### GIVEN RECORDS
>>>>>

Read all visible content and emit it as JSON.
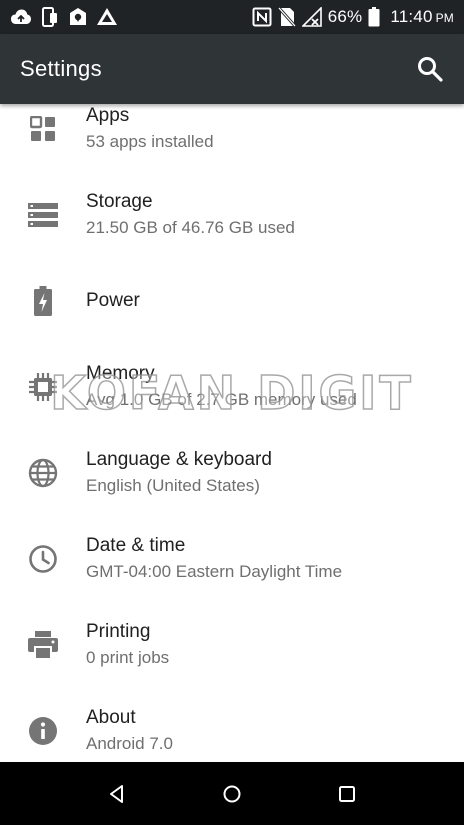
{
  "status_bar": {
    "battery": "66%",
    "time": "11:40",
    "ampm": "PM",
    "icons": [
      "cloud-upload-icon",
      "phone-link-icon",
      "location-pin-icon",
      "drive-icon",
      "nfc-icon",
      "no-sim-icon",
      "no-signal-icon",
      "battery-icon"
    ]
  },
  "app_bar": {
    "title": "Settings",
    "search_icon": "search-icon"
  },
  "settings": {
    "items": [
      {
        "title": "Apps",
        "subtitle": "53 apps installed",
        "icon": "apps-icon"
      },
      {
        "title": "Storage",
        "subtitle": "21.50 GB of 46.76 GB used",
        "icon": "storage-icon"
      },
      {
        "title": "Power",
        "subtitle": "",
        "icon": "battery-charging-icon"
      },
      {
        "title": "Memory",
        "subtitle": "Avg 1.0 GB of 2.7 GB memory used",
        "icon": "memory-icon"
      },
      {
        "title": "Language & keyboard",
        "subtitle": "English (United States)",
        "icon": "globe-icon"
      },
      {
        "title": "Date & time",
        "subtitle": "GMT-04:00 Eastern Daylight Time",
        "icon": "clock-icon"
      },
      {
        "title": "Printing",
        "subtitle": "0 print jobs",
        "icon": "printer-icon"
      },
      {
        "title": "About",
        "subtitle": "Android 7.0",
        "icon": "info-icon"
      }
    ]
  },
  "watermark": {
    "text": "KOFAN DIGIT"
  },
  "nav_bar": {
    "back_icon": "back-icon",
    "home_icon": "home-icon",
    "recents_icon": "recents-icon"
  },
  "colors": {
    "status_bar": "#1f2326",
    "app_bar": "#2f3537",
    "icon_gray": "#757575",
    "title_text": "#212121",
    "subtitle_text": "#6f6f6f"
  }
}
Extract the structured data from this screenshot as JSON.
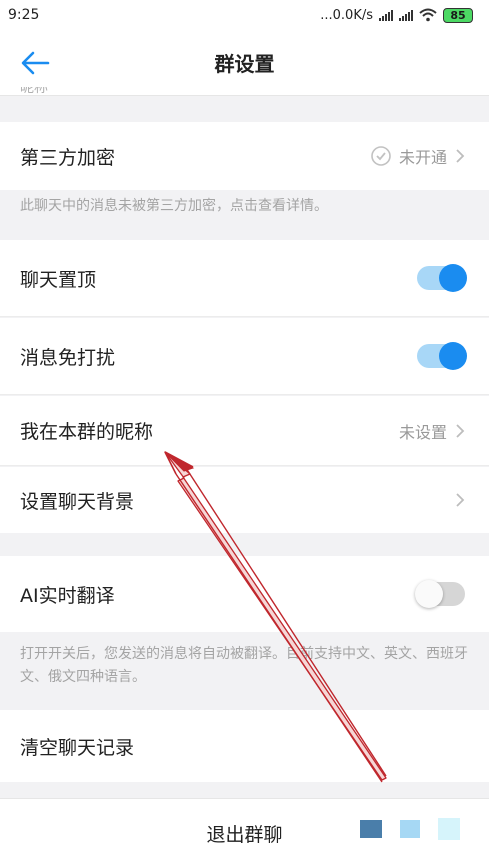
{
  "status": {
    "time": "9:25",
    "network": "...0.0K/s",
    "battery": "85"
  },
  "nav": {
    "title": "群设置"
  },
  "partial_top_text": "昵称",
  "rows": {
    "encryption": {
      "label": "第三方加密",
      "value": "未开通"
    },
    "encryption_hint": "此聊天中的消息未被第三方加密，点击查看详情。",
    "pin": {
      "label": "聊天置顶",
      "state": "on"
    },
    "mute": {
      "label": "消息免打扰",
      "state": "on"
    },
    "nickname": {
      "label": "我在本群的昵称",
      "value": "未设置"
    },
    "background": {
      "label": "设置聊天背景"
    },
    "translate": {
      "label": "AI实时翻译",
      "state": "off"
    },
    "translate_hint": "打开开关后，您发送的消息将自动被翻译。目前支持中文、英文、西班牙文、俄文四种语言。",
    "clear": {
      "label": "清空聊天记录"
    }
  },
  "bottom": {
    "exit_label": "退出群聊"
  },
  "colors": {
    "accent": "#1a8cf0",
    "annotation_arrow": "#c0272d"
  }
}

<<<<<

### THE TASK
Write out each entry exactly as given, but skip the pictures.

### RESPONSE TO THE TASK
Read all visible content and emit it as JSON.
{
  "status_bar": {
    "battery": "66%",
    "time": "11:40",
    "ampm": "PM",
    "icons": [
      "cloud-upload-icon",
      "phone-link-icon",
      "location-pin-icon",
      "drive-icon",
      "nfc-icon",
      "no-sim-icon",
      "no-signal-icon",
      "battery-icon"
    ]
  },
  "app_bar": {
    "title": "Settings",
    "search_icon": "search-icon"
  },
  "settings": {
    "items": [
      {
        "title": "Apps",
        "subtitle": "53 apps installed",
        "icon": "apps-icon"
      },
      {
        "title": "Storage",
        "subtitle": "21.50 GB of 46.76 GB used",
        "icon": "storage-icon"
      },
      {
        "title": "Power",
        "subtitle": "",
        "icon": "battery-charging-icon"
      },
      {
        "title": "Memory",
        "subtitle": "Avg 1.0 GB of 2.7 GB memory used",
        "icon": "memory-icon"
      },
      {
        "title": "Language & keyboard",
        "subtitle": "English (United States)",
        "icon": "globe-icon"
      },
      {
        "title": "Date & time",
        "subtitle": "GMT-04:00 Eastern Daylight Time",
        "icon": "clock-icon"
      },
      {
        "title": "Printing",
        "subtitle": "0 print jobs",
        "icon": "printer-icon"
      },
      {
        "title": "About",
        "subtitle": "Android 7.0",
        "icon": "info-icon"
      }
    ]
  },
  "watermark": {
    "text": "KOFAN DIGIT"
  },
  "nav_bar": {
    "back_icon": "back-icon",
    "home_icon": "home-icon",
    "recents_icon": "recents-icon"
  },
  "colors": {
    "status_bar": "#1f2326",
    "app_bar": "#2f3537",
    "icon_gray": "#757575",
    "title_text": "#212121",
    "subtitle_text": "#6f6f6f"
  }
}
Extract the structured data from this screenshot as JSON.
{
  "status": {
    "time": "9:25",
    "network": "...0.0K/s",
    "battery": "85"
  },
  "nav": {
    "title": "群设置"
  },
  "partial_top_text": "昵称",
  "rows": {
    "encryption": {
      "label": "第三方加密",
      "value": "未开通"
    },
    "encryption_hint": "此聊天中的消息未被第三方加密，点击查看详情。",
    "pin": {
      "label": "聊天置顶",
      "state": "on"
    },
    "mute": {
      "label": "消息免打扰",
      "state": "on"
    },
    "nickname": {
      "label": "我在本群的昵称",
      "value": "未设置"
    },
    "background": {
      "label": "设置聊天背景"
    },
    "translate": {
      "label": "AI实时翻译",
      "state": "off"
    },
    "translate_hint": "打开开关后，您发送的消息将自动被翻译。目前支持中文、英文、西班牙文、俄文四种语言。",
    "clear": {
      "label": "清空聊天记录"
    }
  },
  "bottom": {
    "exit_label": "退出群聊"
  },
  "colors": {
    "accent": "#1a8cf0",
    "annotation_arrow": "#c0272d"
  }
}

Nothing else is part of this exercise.